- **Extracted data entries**
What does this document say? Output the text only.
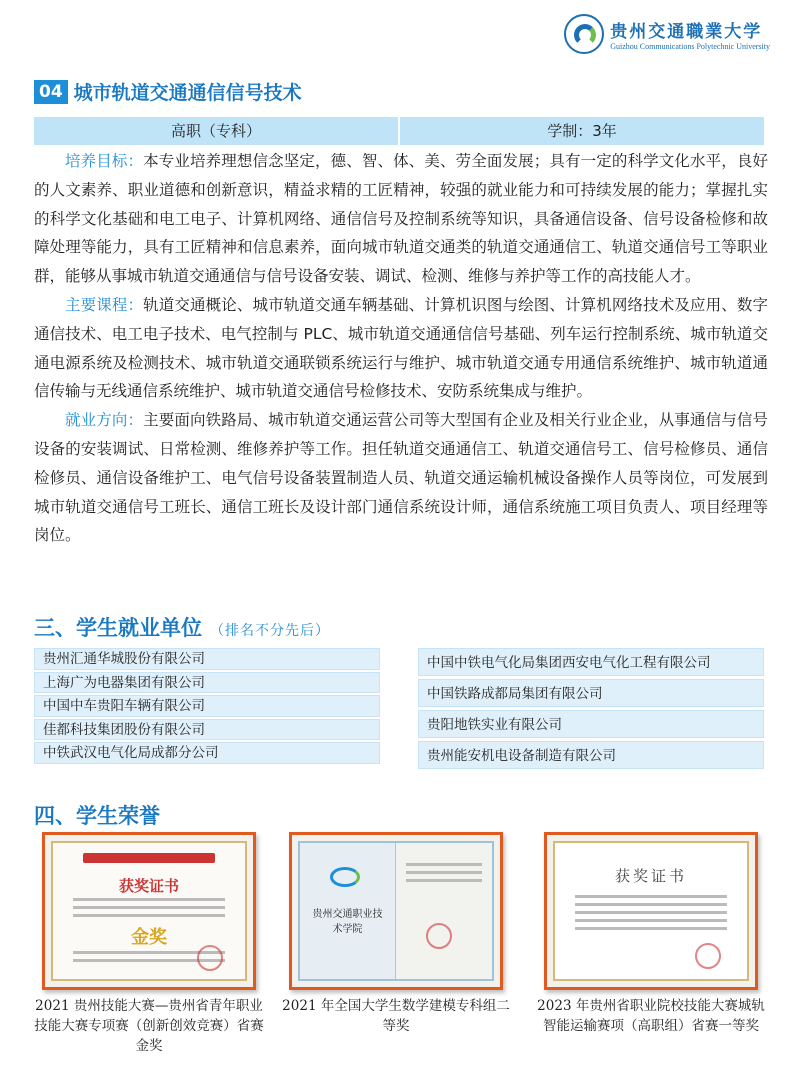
贵州交通職業大学
Guizhou Communications Polytechnic University
04 城市轨道交通通信信号技术
高职（专科）	学制：3年

培养目标：本专业培养理想信念坚定，德、智、体、美、劳全面发展；具有一定的科学文化水平，良好的人文素养、职业道德和创新意识，精益求精的工匠精神，较强的就业能力和可持续发展的能力；掌握扎实的科学文化基础和电工电子、计算机网络、通信信号及控制系统等知识，具备通信设备、信号设备检修和故障处理等能力，具有工匠精神和信息素养，面向城市轨道交通类的轨道交通通信工、轨道交通信号工等职业群，能够从事城市轨道交通通信与信号设备安装、调试、检测、维修与养护等工作的高技能人才。

主要课程：轨道交通概论、城市轨道交通车辆基础、计算机识图与绘图、计算机网络技术及应用、数字通信技术、电工电子技术、电气控制与 PLC、城市轨道交通通信信号基础、列车运行控制系统、城市轨道交通电源系统及检测技术、城市轨道交通联锁系统运行与维护、城市轨道交通专用通信系统维护、城市轨道通信传输与无线通信系统维护、城市轨道交通信号检修技术、安防系统集成与维护。

就业方向：主要面向铁路局、城市轨道交通运营公司等大型国有企业及相关行业企业，从事通信与信号设备的安装调试、日常检测、维修养护等工作。担任轨道交通通信工、轨道交通信号工、信号检修员、通信检修员、通信设备维护工、电气信号设备装置制造人员、轨道交通运输机械设备操作人员等岗位，可发展到城市轨道交通信号工班长、通信工班长及设计部门通信系统设计师，通信系统施工项目负责人、项目经理等岗位。

三、学生就业单位 （排名不分先后）
贵州汇通华城股份有限公司
上海广为电器集团有限公司
中国中车贵阳车辆有限公司
佳都科技集团股份有限公司
中铁武汉电气化局成都分公司
中国中铁电气化局集团西安电气化工程有限公司
中国铁路成都局集团有限公司
贵阳地铁实业有限公司
贵州能安机电设备制造有限公司
四、学生荣誉
获奖证书
金奖
贵州交通职业技术学院
获奖证书
2021 贵州技能大赛—贵州省青年职业技能大赛专项赛（创新创效竞赛）省赛金奖
2021 年全国大学生数学建模专科组二等奖
2023 年贵州省职业院校技能大赛城轨智能运输赛项（高职组）省赛一等奖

- **WHAT YOU NEED TO DO**
Would you mind returning each entry above word for word, skipping the images?

- **TASK RESPONSE**
What does this document say? Output the text only.
贵州交通職業大学
Guizhou Communications Polytechnic University
04 城市轨道交通通信信号技术
高职（专科）	学制：3年

培养目标：本专业培养理想信念坚定，德、智、体、美、劳全面发展；具有一定的科学文化水平，良好的人文素养、职业道德和创新意识，精益求精的工匠精神，较强的就业能力和可持续发展的能力；掌握扎实的科学文化基础和电工电子、计算机网络、通信信号及控制系统等知识，具备通信设备、信号设备检修和故障处理等能力，具有工匠精神和信息素养，面向城市轨道交通类的轨道交通通信工、轨道交通信号工等职业群，能够从事城市轨道交通通信与信号设备安装、调试、检测、维修与养护等工作的高技能人才。

主要课程：轨道交通概论、城市轨道交通车辆基础、计算机识图与绘图、计算机网络技术及应用、数字通信技术、电工电子技术、电气控制与 PLC、城市轨道交通通信信号基础、列车运行控制系统、城市轨道交通电源系统及检测技术、城市轨道交通联锁系统运行与维护、城市轨道交通专用通信系统维护、城市轨道通信传输与无线通信系统维护、城市轨道交通信号检修技术、安防系统集成与维护。

就业方向：主要面向铁路局、城市轨道交通运营公司等大型国有企业及相关行业企业，从事通信与信号设备的安装调试、日常检测、维修养护等工作。担任轨道交通通信工、轨道交通信号工、信号检修员、通信检修员、通信设备维护工、电气信号设备装置制造人员、轨道交通运输机械设备操作人员等岗位，可发展到城市轨道交通信号工班长、通信工班长及设计部门通信系统设计师，通信系统施工项目负责人、项目经理等岗位。

三、学生就业单位 （排名不分先后）
贵州汇通华城股份有限公司
上海广为电器集团有限公司
中国中车贵阳车辆有限公司
佳都科技集团股份有限公司
中铁武汉电气化局成都分公司
中国中铁电气化局集团西安电气化工程有限公司
中国铁路成都局集团有限公司
贵阳地铁实业有限公司
贵州能安机电设备制造有限公司
四、学生荣誉
获奖证书
金奖
贵州交通职业技术学院
获奖证书
2021 贵州技能大赛—贵州省青年职业技能大赛专项赛（创新创效竞赛）省赛金奖
2021 年全国大学生数学建模专科组二等奖
2023 年贵州省职业院校技能大赛城轨智能运输赛项（高职组）省赛一等奖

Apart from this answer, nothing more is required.